Element box records:
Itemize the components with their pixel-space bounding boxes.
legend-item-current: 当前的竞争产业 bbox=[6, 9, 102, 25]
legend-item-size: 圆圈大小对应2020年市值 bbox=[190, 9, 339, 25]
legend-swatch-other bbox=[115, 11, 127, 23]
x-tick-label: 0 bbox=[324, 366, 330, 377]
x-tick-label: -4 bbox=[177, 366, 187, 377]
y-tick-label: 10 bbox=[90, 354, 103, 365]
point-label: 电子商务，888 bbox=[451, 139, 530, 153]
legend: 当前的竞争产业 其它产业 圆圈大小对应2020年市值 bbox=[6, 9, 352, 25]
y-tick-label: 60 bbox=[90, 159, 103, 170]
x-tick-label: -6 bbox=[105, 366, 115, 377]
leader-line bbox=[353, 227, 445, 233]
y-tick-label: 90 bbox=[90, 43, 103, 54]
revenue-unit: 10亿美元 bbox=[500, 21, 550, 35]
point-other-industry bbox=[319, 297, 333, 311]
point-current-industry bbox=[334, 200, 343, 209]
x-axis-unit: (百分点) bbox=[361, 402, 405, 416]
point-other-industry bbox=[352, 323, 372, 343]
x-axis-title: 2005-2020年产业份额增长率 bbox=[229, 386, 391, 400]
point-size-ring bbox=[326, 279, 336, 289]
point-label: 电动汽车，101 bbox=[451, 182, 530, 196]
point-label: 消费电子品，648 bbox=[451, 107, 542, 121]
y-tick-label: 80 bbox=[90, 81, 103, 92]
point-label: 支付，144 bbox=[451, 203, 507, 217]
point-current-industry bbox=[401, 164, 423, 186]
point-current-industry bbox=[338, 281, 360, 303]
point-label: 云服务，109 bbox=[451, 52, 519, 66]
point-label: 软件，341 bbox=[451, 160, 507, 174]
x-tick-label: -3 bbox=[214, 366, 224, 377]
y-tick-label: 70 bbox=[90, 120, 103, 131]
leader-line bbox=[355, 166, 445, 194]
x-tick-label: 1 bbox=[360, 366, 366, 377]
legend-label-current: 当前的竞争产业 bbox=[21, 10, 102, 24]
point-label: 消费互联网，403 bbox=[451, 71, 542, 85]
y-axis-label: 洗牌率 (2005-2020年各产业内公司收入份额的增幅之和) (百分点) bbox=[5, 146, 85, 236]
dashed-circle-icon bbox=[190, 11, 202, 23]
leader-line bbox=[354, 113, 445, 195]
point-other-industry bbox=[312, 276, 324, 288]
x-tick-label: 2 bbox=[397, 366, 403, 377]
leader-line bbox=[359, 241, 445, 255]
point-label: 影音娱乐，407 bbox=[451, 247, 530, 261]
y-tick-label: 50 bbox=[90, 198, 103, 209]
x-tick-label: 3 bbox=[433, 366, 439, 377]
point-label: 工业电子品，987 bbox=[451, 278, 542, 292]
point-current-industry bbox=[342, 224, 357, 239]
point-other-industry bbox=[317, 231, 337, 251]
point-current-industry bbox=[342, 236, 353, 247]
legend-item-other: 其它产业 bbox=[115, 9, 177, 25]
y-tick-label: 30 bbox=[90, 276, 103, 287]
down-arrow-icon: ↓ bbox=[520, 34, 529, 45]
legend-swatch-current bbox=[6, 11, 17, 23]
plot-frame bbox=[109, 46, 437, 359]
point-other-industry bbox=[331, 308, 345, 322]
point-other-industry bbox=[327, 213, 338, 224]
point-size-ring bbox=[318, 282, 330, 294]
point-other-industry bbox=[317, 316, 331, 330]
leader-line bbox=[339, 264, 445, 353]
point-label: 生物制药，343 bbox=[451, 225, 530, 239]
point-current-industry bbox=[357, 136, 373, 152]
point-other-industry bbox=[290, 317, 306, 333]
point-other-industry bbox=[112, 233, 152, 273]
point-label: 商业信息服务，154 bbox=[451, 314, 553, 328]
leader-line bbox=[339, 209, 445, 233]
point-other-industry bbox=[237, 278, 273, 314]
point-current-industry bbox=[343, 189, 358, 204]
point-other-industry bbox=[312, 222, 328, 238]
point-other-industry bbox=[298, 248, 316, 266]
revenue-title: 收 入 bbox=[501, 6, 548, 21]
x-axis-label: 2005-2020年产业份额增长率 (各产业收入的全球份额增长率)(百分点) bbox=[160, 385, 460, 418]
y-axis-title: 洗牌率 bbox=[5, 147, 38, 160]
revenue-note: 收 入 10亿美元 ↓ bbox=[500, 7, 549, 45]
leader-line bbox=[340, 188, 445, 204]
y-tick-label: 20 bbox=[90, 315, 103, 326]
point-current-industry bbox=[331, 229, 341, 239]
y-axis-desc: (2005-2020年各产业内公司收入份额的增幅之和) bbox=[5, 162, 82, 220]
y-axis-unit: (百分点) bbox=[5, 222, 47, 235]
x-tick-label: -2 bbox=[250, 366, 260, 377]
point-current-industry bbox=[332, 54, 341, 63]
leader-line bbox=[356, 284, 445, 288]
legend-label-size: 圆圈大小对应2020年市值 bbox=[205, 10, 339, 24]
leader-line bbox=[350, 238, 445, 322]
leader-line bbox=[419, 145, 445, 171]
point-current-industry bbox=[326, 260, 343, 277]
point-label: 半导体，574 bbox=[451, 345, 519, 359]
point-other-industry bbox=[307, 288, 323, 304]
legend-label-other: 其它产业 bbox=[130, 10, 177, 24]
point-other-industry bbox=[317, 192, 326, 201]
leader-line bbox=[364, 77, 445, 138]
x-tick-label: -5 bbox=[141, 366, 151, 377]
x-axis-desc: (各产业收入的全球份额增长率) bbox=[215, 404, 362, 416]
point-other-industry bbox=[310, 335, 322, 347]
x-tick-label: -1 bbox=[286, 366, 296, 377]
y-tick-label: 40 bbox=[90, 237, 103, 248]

* _What to produce_
Swap every instance of "leader-line" for "connector-line" across all the records, and output the lines with everything else left unchanged.

* _Final answer_
Itemize the components with their pixel-space bounding boxes.
legend-item-current: 当前的竞争产业 bbox=[6, 9, 102, 25]
legend-item-size: 圆圈大小对应2020年市值 bbox=[190, 9, 339, 25]
legend-swatch-other bbox=[115, 11, 127, 23]
x-tick-label: 0 bbox=[324, 366, 330, 377]
x-tick-label: -4 bbox=[177, 366, 187, 377]
y-tick-label: 10 bbox=[90, 354, 103, 365]
point-label: 电子商务，888 bbox=[451, 139, 530, 153]
legend: 当前的竞争产业 其它产业 圆圈大小对应2020年市值 bbox=[6, 9, 352, 25]
y-tick-label: 60 bbox=[90, 159, 103, 170]
x-tick-label: -6 bbox=[105, 366, 115, 377]
connector-line bbox=[353, 227, 445, 233]
y-tick-label: 90 bbox=[90, 43, 103, 54]
revenue-unit: 10亿美元 bbox=[500, 21, 550, 35]
point-other-industry bbox=[319, 297, 333, 311]
point-current-industry bbox=[334, 200, 343, 209]
x-axis-unit: (百分点) bbox=[361, 402, 405, 416]
point-other-industry bbox=[352, 323, 372, 343]
x-axis-title: 2005-2020年产业份额增长率 bbox=[229, 386, 391, 400]
point-size-ring bbox=[326, 279, 336, 289]
point-label: 电动汽车，101 bbox=[451, 182, 530, 196]
point-label: 消费电子品，648 bbox=[451, 107, 542, 121]
y-tick-label: 80 bbox=[90, 81, 103, 92]
point-label: 支付，144 bbox=[451, 203, 507, 217]
point-current-industry bbox=[401, 164, 423, 186]
point-current-industry bbox=[338, 281, 360, 303]
point-label: 云服务，109 bbox=[451, 52, 519, 66]
point-label: 软件，341 bbox=[451, 160, 507, 174]
x-tick-label: -3 bbox=[214, 366, 224, 377]
y-tick-label: 70 bbox=[90, 120, 103, 131]
connector-line bbox=[355, 166, 445, 194]
x-tick-label: 1 bbox=[360, 366, 366, 377]
legend-label-current: 当前的竞争产业 bbox=[21, 10, 102, 24]
point-label: 消费互联网，403 bbox=[451, 71, 542, 85]
y-axis-label: 洗牌率 (2005-2020年各产业内公司收入份额的增幅之和) (百分点) bbox=[5, 146, 85, 236]
dashed-circle-icon bbox=[190, 11, 202, 23]
connector-line bbox=[354, 113, 445, 195]
point-other-industry bbox=[312, 276, 324, 288]
x-tick-label: 2 bbox=[397, 366, 403, 377]
connector-line bbox=[359, 241, 445, 255]
point-label: 影音娱乐，407 bbox=[451, 247, 530, 261]
y-tick-label: 50 bbox=[90, 198, 103, 209]
x-tick-label: 3 bbox=[433, 366, 439, 377]
point-label: 工业电子品，987 bbox=[451, 278, 542, 292]
point-current-industry bbox=[342, 224, 357, 239]
point-other-industry bbox=[317, 231, 337, 251]
point-current-industry bbox=[342, 236, 353, 247]
legend-item-other: 其它产业 bbox=[115, 9, 177, 25]
y-tick-label: 30 bbox=[90, 276, 103, 287]
down-arrow-icon: ↓ bbox=[520, 34, 529, 45]
legend-swatch-current bbox=[6, 11, 17, 23]
plot-frame bbox=[109, 46, 437, 359]
point-other-industry bbox=[331, 308, 345, 322]
point-other-industry bbox=[327, 213, 338, 224]
point-size-ring bbox=[318, 282, 330, 294]
point-other-industry bbox=[317, 316, 331, 330]
connector-line bbox=[339, 264, 445, 353]
point-label: 生物制药，343 bbox=[451, 225, 530, 239]
point-current-industry bbox=[357, 136, 373, 152]
point-other-industry bbox=[290, 317, 306, 333]
point-other-industry bbox=[112, 233, 152, 273]
point-label: 商业信息服务，154 bbox=[451, 314, 553, 328]
connector-line bbox=[339, 209, 445, 233]
point-other-industry bbox=[237, 278, 273, 314]
point-current-industry bbox=[343, 189, 358, 204]
point-other-industry bbox=[312, 222, 328, 238]
point-other-industry bbox=[298, 248, 316, 266]
revenue-title: 收 入 bbox=[501, 6, 548, 21]
x-axis-label: 2005-2020年产业份额增长率 (各产业收入的全球份额增长率)(百分点) bbox=[160, 385, 460, 418]
y-axis-title: 洗牌率 bbox=[5, 147, 38, 160]
revenue-note: 收 入 10亿美元 ↓ bbox=[500, 7, 549, 45]
connector-line bbox=[340, 188, 445, 204]
y-tick-label: 20 bbox=[90, 315, 103, 326]
point-current-industry bbox=[331, 229, 341, 239]
y-axis-desc: (2005-2020年各产业内公司收入份额的增幅之和) bbox=[5, 162, 82, 220]
y-axis-unit: (百分点) bbox=[5, 222, 47, 235]
x-tick-label: -2 bbox=[250, 366, 260, 377]
point-current-industry bbox=[332, 54, 341, 63]
connector-line bbox=[356, 284, 445, 288]
legend-label-size: 圆圈大小对应2020年市值 bbox=[205, 10, 339, 24]
connector-line bbox=[350, 238, 445, 322]
connector-line bbox=[419, 145, 445, 171]
point-current-industry bbox=[326, 260, 343, 277]
point-label: 半导体，574 bbox=[451, 345, 519, 359]
point-other-industry bbox=[307, 288, 323, 304]
legend-label-other: 其它产业 bbox=[130, 10, 177, 24]
point-other-industry bbox=[317, 192, 326, 201]
connector-line bbox=[364, 77, 445, 138]
x-tick-label: -5 bbox=[141, 366, 151, 377]
x-axis-desc: (各产业收入的全球份额增长率) bbox=[215, 404, 362, 416]
point-other-industry bbox=[310, 335, 322, 347]
x-tick-label: -1 bbox=[286, 366, 296, 377]
y-tick-label: 40 bbox=[90, 237, 103, 248]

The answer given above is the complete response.